## START

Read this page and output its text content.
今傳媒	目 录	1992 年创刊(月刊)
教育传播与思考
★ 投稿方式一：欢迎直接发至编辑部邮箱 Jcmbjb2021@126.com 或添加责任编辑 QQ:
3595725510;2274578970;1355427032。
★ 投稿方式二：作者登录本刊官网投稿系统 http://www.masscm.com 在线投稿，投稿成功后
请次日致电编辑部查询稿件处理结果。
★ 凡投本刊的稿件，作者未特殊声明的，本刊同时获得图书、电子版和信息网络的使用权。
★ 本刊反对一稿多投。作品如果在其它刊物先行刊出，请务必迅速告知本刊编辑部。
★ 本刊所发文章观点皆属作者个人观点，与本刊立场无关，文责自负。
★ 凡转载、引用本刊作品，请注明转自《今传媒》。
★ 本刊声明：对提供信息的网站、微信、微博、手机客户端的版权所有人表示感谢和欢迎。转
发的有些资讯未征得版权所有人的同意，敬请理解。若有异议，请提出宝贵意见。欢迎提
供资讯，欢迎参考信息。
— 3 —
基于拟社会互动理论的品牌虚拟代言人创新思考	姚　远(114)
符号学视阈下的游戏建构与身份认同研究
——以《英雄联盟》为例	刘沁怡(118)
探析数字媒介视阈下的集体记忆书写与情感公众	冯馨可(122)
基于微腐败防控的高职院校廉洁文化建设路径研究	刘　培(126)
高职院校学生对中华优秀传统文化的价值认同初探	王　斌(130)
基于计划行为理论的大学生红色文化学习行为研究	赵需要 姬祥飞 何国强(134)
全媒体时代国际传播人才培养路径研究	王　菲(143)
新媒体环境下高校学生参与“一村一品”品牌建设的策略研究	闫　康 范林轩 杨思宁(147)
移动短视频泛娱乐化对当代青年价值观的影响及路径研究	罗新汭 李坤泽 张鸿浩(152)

## END

◆ **EXERCISE BRIEF**
Transcribe all lines as written.

◆ **EXERCISE SOLUTION**
Read this page and output its text content.
今傳媒	目 录	1992 年创刊(月刊)
教育传播与思考
★ 投稿方式一：欢迎直接发至编辑部邮箱 Jcmbjb2021@126.com 或添加责任编辑 QQ:
3595725510;2274578970;1355427032。
★ 投稿方式二：作者登录本刊官网投稿系统 http://www.masscm.com 在线投稿，投稿成功后
请次日致电编辑部查询稿件处理结果。
★ 凡投本刊的稿件，作者未特殊声明的，本刊同时获得图书、电子版和信息网络的使用权。
★ 本刊反对一稿多投。作品如果在其它刊物先行刊出，请务必迅速告知本刊编辑部。
★ 本刊所发文章观点皆属作者个人观点，与本刊立场无关，文责自负。
★ 凡转载、引用本刊作品，请注明转自《今传媒》。
★ 本刊声明：对提供信息的网站、微信、微博、手机客户端的版权所有人表示感谢和欢迎。转
发的有些资讯未征得版权所有人的同意，敬请理解。若有异议，请提出宝贵意见。欢迎提
供资讯，欢迎参考信息。
— 3 —
基于拟社会互动理论的品牌虚拟代言人创新思考	姚　远(114)
符号学视阈下的游戏建构与身份认同研究
——以《英雄联盟》为例	刘沁怡(118)
探析数字媒介视阈下的集体记忆书写与情感公众	冯馨可(122)
基于微腐败防控的高职院校廉洁文化建设路径研究	刘　培(126)
高职院校学生对中华优秀传统文化的价值认同初探	王　斌(130)
基于计划行为理论的大学生红色文化学习行为研究	赵需要 姬祥飞 何国强(134)
全媒体时代国际传播人才培养路径研究	王　菲(143)
新媒体环境下高校学生参与“一村一品”品牌建设的策略研究	闫　康 范林轩 杨思宁(147)
移动短视频泛娱乐化对当代青年价值观的影响及路径研究	罗新汭 李坤泽 张鸿浩(152)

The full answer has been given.